▼▼▼

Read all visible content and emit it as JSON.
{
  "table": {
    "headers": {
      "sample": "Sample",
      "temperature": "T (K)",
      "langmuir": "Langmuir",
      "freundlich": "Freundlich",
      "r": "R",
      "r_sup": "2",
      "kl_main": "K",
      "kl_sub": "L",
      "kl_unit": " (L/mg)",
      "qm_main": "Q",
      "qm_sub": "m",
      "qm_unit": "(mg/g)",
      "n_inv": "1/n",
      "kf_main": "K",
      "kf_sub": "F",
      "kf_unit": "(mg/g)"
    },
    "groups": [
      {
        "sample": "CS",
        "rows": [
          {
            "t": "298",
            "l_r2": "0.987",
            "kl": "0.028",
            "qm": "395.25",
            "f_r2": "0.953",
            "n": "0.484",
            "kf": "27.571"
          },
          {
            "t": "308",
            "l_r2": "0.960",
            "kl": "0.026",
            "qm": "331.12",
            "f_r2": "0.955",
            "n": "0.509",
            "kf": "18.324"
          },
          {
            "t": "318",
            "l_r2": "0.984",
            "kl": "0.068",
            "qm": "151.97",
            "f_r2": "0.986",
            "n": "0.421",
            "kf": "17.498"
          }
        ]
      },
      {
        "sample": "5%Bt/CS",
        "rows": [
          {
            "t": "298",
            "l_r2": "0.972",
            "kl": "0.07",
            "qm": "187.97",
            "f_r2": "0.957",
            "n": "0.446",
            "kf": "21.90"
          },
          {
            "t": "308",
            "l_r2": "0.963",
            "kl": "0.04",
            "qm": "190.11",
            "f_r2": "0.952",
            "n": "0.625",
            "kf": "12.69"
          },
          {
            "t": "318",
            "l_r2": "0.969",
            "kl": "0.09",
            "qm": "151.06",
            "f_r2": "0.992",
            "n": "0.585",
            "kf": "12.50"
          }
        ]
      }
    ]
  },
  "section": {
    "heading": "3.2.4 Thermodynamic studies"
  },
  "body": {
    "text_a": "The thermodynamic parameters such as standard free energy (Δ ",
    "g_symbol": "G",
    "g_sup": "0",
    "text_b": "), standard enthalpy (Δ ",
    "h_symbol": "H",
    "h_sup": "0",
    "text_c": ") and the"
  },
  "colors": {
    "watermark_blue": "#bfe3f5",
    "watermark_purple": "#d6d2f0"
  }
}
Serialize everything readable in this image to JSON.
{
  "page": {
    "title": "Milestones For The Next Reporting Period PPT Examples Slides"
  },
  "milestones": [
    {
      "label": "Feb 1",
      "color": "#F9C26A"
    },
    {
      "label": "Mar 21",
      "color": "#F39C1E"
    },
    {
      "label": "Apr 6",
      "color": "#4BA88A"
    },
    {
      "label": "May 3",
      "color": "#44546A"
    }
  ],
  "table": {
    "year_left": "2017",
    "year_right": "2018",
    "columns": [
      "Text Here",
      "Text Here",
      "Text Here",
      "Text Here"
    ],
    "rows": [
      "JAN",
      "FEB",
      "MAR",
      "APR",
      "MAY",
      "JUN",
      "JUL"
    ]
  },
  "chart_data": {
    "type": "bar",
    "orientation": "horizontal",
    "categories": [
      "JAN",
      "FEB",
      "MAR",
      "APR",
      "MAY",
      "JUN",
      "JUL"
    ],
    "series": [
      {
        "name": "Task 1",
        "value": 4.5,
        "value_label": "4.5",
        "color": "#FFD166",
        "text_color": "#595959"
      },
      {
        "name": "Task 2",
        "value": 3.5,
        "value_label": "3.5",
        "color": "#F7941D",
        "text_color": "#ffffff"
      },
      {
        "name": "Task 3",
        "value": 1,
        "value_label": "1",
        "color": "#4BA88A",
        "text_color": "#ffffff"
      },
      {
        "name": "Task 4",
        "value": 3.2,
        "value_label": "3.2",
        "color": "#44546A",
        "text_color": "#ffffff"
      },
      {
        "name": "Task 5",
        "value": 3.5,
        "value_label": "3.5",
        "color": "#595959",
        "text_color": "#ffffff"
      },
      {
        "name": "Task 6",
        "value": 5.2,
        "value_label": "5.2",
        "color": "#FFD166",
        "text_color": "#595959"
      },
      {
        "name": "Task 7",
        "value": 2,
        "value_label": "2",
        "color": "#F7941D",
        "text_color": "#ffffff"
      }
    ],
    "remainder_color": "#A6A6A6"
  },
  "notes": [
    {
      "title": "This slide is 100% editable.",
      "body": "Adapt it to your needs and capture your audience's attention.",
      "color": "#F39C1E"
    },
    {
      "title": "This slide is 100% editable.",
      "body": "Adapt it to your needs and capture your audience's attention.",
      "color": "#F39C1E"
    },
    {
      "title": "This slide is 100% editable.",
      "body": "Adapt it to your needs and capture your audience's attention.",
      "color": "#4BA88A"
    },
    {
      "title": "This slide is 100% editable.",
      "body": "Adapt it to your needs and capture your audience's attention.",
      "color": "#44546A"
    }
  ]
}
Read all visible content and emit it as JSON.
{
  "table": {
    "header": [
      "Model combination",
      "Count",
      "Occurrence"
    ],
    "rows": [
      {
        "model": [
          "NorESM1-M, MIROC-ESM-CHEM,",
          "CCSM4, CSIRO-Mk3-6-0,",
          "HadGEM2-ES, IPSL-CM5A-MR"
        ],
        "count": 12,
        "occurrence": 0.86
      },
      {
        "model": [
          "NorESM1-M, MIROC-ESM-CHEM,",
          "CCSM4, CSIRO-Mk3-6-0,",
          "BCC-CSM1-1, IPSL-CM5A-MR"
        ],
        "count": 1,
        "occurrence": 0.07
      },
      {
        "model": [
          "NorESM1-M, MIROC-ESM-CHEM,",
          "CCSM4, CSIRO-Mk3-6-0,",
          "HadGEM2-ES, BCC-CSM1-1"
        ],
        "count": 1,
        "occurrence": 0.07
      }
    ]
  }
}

▲▲▲

*Task instructions*:
Above are the records; copy all of them exactly.

*Exercise response*:
Read all visible content and emit it as JSON.
{
  "table": {
    "headers": {
      "sample": "Sample",
      "temperature": "T (K)",
      "langmuir": "Langmuir",
      "freundlich": "Freundlich",
      "r": "R",
      "r_sup": "2",
      "kl_main": "K",
      "kl_sub": "L",
      "kl_unit": " (L/mg)",
      "qm_main": "Q",
      "qm_sub": "m",
      "qm_unit": "(mg/g)",
      "n_inv": "1/n",
      "kf_main": "K",
      "kf_sub": "F",
      "kf_unit": "(mg/g)"
    },
    "groups": [
      {
        "sample": "CS",
        "rows": [
          {
            "t": "298",
            "l_r2": "0.987",
            "kl": "0.028",
            "qm": "395.25",
            "f_r2": "0.953",
            "n": "0.484",
            "kf": "27.571"
          },
          {
            "t": "308",
            "l_r2": "0.960",
            "kl": "0.026",
            "qm": "331.12",
            "f_r2": "0.955",
            "n": "0.509",
            "kf": "18.324"
          },
          {
            "t": "318",
            "l_r2": "0.984",
            "kl": "0.068",
            "qm": "151.97",
            "f_r2": "0.986",
            "n": "0.421",
            "kf": "17.498"
          }
        ]
      },
      {
        "sample": "5%Bt/CS",
        "rows": [
          {
            "t": "298",
            "l_r2": "0.972",
            "kl": "0.07",
            "qm": "187.97",
            "f_r2": "0.957",
            "n": "0.446",
            "kf": "21.90"
          },
          {
            "t": "308",
            "l_r2": "0.963",
            "kl": "0.04",
            "qm": "190.11",
            "f_r2": "0.952",
            "n": "0.625",
            "kf": "12.69"
          },
          {
            "t": "318",
            "l_r2": "0.969",
            "kl": "0.09",
            "qm": "151.06",
            "f_r2": "0.992",
            "n": "0.585",
            "kf": "12.50"
          }
        ]
      }
    ]
  },
  "section": {
    "heading": "3.2.4 Thermodynamic studies"
  },
  "body": {
    "text_a": "The thermodynamic parameters such as standard free energy (Δ ",
    "g_symbol": "G",
    "g_sup": "0",
    "text_b": "), standard enthalpy (Δ ",
    "h_symbol": "H",
    "h_sup": "0",
    "text_c": ") and the"
  },
  "colors": {
    "watermark_blue": "#bfe3f5",
    "watermark_purple": "#d6d2f0"
  }
}
Serialize everything readable in this image to JSON.
{
  "page": {
    "title": "Milestones For The Next Reporting Period PPT Examples Slides"
  },
  "milestones": [
    {
      "label": "Feb 1",
      "color": "#F9C26A"
    },
    {
      "label": "Mar 21",
      "color": "#F39C1E"
    },
    {
      "label": "Apr 6",
      "color": "#4BA88A"
    },
    {
      "label": "May 3",
      "color": "#44546A"
    }
  ],
  "table": {
    "year_left": "2017",
    "year_right": "2018",
    "columns": [
      "Text Here",
      "Text Here",
      "Text Here",
      "Text Here"
    ],
    "rows": [
      "JAN",
      "FEB",
      "MAR",
      "APR",
      "MAY",
      "JUN",
      "JUL"
    ]
  },
  "chart_data": {
    "type": "bar",
    "orientation": "horizontal",
    "categories": [
      "JAN",
      "FEB",
      "MAR",
      "APR",
      "MAY",
      "JUN",
      "JUL"
    ],
    "series": [
      {
        "name": "Task 1",
        "value": 4.5,
        "value_label": "4.5",
        "color": "#FFD166",
        "text_color": "#595959"
      },
      {
        "name": "Task 2",
        "value": 3.5,
        "value_label": "3.5",
        "color": "#F7941D",
        "text_color": "#ffffff"
      },
      {
        "name": "Task 3",
        "value": 1,
        "value_label": "1",
        "color": "#4BA88A",
        "text_color": "#ffffff"
      },
      {
        "name": "Task 4",
        "value": 3.2,
        "value_label": "3.2",
        "color": "#44546A",
        "text_color": "#ffffff"
      },
      {
        "name": "Task 5",
        "value": 3.5,
        "value_label": "3.5",
        "color": "#595959",
        "text_color": "#ffffff"
      },
      {
        "name": "Task 6",
        "value": 5.2,
        "value_label": "5.2",
        "color": "#FFD166",
        "text_color": "#595959"
      },
      {
        "name": "Task 7",
        "value": 2,
        "value_label": "2",
        "color": "#F7941D",
        "text_color": "#ffffff"
      }
    ],
    "remainder_color": "#A6A6A6"
  },
  "notes": [
    {
      "title": "This slide is 100% editable.",
      "body": "Adapt it to your needs and capture your audience's attention.",
      "color": "#F39C1E"
    },
    {
      "title": "This slide is 100% editable.",
      "body": "Adapt it to your needs and capture your audience's attention.",
      "color": "#F39C1E"
    },
    {
      "title": "This slide is 100% editable.",
      "body": "Adapt it to your needs and capture your audience's attention.",
      "color": "#4BA88A"
    },
    {
      "title": "This slide is 100% editable.",
      "body": "Adapt it to your needs and capture your audience's attention.",
      "color": "#44546A"
    }
  ]
}
Read all visible content and emit it as JSON.
{
  "table": {
    "header": [
      "Model combination",
      "Count",
      "Occurrence"
    ],
    "rows": [
      {
        "model": [
          "NorESM1-M, MIROC-ESM-CHEM,",
          "CCSM4, CSIRO-Mk3-6-0,",
          "HadGEM2-ES, IPSL-CM5A-MR"
        ],
        "count": 12,
        "occurrence": 0.86
      },
      {
        "model": [
          "NorESM1-M, MIROC-ESM-CHEM,",
          "CCSM4, CSIRO-Mk3-6-0,",
          "BCC-CSM1-1, IPSL-CM5A-MR"
        ],
        "count": 1,
        "occurrence": 0.07
      },
      {
        "model": [
          "NorESM1-M, MIROC-ESM-CHEM,",
          "CCSM4, CSIRO-Mk3-6-0,",
          "HadGEM2-ES, BCC-CSM1-1"
        ],
        "count": 1,
        "occurrence": 0.07
      }
    ]
  }
}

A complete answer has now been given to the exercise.